**Do this:**
Transcribe the listing exactly, leaving out every picture.

──────── Task input ────────

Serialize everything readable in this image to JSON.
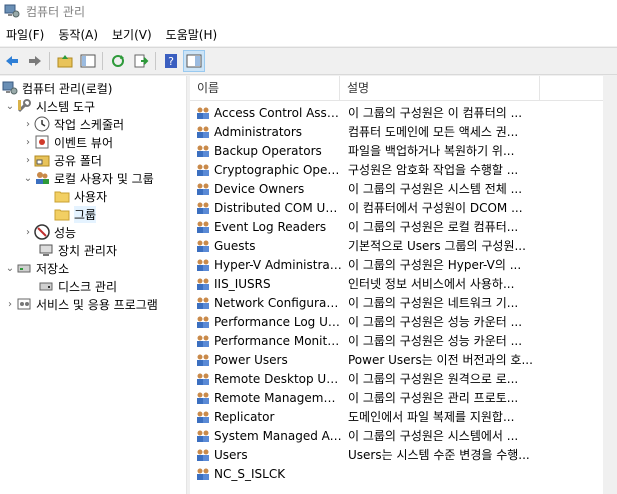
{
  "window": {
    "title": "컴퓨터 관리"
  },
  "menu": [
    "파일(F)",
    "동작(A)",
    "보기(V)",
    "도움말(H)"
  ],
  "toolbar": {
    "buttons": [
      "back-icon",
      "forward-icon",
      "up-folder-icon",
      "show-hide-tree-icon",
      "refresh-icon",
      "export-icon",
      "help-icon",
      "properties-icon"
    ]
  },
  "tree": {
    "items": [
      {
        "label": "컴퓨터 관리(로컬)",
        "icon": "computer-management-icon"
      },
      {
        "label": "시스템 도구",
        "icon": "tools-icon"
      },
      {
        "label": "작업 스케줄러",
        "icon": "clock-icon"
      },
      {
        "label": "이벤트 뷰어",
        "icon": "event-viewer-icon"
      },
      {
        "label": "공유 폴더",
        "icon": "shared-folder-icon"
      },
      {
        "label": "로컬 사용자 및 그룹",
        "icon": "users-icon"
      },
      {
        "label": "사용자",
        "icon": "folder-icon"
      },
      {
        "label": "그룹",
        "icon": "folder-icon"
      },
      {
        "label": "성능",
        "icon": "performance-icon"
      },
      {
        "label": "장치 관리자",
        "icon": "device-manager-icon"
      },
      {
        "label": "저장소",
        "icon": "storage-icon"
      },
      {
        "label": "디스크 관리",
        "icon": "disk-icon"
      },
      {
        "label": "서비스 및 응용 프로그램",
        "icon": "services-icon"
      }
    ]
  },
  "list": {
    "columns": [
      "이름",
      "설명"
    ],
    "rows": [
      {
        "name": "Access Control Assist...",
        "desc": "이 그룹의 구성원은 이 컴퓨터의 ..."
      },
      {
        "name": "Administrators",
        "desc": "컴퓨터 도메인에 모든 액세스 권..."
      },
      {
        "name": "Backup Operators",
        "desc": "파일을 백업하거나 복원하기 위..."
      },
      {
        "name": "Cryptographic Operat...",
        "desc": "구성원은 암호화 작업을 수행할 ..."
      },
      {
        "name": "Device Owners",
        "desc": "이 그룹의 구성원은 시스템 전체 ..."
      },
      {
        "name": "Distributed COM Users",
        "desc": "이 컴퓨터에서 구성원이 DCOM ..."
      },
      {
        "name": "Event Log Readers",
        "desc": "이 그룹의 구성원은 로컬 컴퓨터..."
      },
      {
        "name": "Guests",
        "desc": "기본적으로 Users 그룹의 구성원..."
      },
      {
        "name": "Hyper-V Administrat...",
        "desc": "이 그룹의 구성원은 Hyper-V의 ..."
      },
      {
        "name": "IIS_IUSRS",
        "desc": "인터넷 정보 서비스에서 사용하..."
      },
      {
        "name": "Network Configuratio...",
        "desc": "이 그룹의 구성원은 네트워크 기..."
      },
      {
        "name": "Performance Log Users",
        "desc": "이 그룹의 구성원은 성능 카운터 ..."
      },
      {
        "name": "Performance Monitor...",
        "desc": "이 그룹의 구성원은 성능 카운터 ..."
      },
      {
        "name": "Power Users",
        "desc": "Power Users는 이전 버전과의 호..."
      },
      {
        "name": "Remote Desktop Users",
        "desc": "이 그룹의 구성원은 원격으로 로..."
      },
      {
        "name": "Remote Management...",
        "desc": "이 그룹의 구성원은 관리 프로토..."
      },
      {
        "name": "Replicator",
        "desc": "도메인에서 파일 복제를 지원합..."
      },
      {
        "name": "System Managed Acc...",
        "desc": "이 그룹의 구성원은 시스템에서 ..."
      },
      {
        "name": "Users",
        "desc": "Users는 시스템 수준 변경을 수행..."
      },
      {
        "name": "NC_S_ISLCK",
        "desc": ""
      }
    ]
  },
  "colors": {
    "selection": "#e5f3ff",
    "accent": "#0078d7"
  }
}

────────

**Task result:**
Serialize everything readable in this image to JSON.
{
  "window": {
    "title": "컴퓨터 관리"
  },
  "menu": [
    "파일(F)",
    "동작(A)",
    "보기(V)",
    "도움말(H)"
  ],
  "toolbar": {
    "buttons": [
      "back-icon",
      "forward-icon",
      "up-folder-icon",
      "show-hide-tree-icon",
      "refresh-icon",
      "export-icon",
      "help-icon",
      "properties-icon"
    ]
  },
  "tree": {
    "items": [
      {
        "label": "컴퓨터 관리(로컬)",
        "icon": "computer-management-icon"
      },
      {
        "label": "시스템 도구",
        "icon": "tools-icon"
      },
      {
        "label": "작업 스케줄러",
        "icon": "clock-icon"
      },
      {
        "label": "이벤트 뷰어",
        "icon": "event-viewer-icon"
      },
      {
        "label": "공유 폴더",
        "icon": "shared-folder-icon"
      },
      {
        "label": "로컬 사용자 및 그룹",
        "icon": "users-icon"
      },
      {
        "label": "사용자",
        "icon": "folder-icon"
      },
      {
        "label": "그룹",
        "icon": "folder-icon"
      },
      {
        "label": "성능",
        "icon": "performance-icon"
      },
      {
        "label": "장치 관리자",
        "icon": "device-manager-icon"
      },
      {
        "label": "저장소",
        "icon": "storage-icon"
      },
      {
        "label": "디스크 관리",
        "icon": "disk-icon"
      },
      {
        "label": "서비스 및 응용 프로그램",
        "icon": "services-icon"
      }
    ]
  },
  "list": {
    "columns": [
      "이름",
      "설명"
    ],
    "rows": [
      {
        "name": "Access Control Assist...",
        "desc": "이 그룹의 구성원은 이 컴퓨터의 ..."
      },
      {
        "name": "Administrators",
        "desc": "컴퓨터 도메인에 모든 액세스 권..."
      },
      {
        "name": "Backup Operators",
        "desc": "파일을 백업하거나 복원하기 위..."
      },
      {
        "name": "Cryptographic Operat...",
        "desc": "구성원은 암호화 작업을 수행할 ..."
      },
      {
        "name": "Device Owners",
        "desc": "이 그룹의 구성원은 시스템 전체 ..."
      },
      {
        "name": "Distributed COM Users",
        "desc": "이 컴퓨터에서 구성원이 DCOM ..."
      },
      {
        "name": "Event Log Readers",
        "desc": "이 그룹의 구성원은 로컬 컴퓨터..."
      },
      {
        "name": "Guests",
        "desc": "기본적으로 Users 그룹의 구성원..."
      },
      {
        "name": "Hyper-V Administrat...",
        "desc": "이 그룹의 구성원은 Hyper-V의 ..."
      },
      {
        "name": "IIS_IUSRS",
        "desc": "인터넷 정보 서비스에서 사용하..."
      },
      {
        "name": "Network Configuratio...",
        "desc": "이 그룹의 구성원은 네트워크 기..."
      },
      {
        "name": "Performance Log Users",
        "desc": "이 그룹의 구성원은 성능 카운터 ..."
      },
      {
        "name": "Performance Monitor...",
        "desc": "이 그룹의 구성원은 성능 카운터 ..."
      },
      {
        "name": "Power Users",
        "desc": "Power Users는 이전 버전과의 호..."
      },
      {
        "name": "Remote Desktop Users",
        "desc": "이 그룹의 구성원은 원격으로 로..."
      },
      {
        "name": "Remote Management...",
        "desc": "이 그룹의 구성원은 관리 프로토..."
      },
      {
        "name": "Replicator",
        "desc": "도메인에서 파일 복제를 지원합..."
      },
      {
        "name": "System Managed Acc...",
        "desc": "이 그룹의 구성원은 시스템에서 ..."
      },
      {
        "name": "Users",
        "desc": "Users는 시스템 수준 변경을 수행..."
      },
      {
        "name": "NC_S_ISLCK",
        "desc": ""
      }
    ]
  },
  "colors": {
    "selection": "#e5f3ff",
    "accent": "#0078d7"
  }
}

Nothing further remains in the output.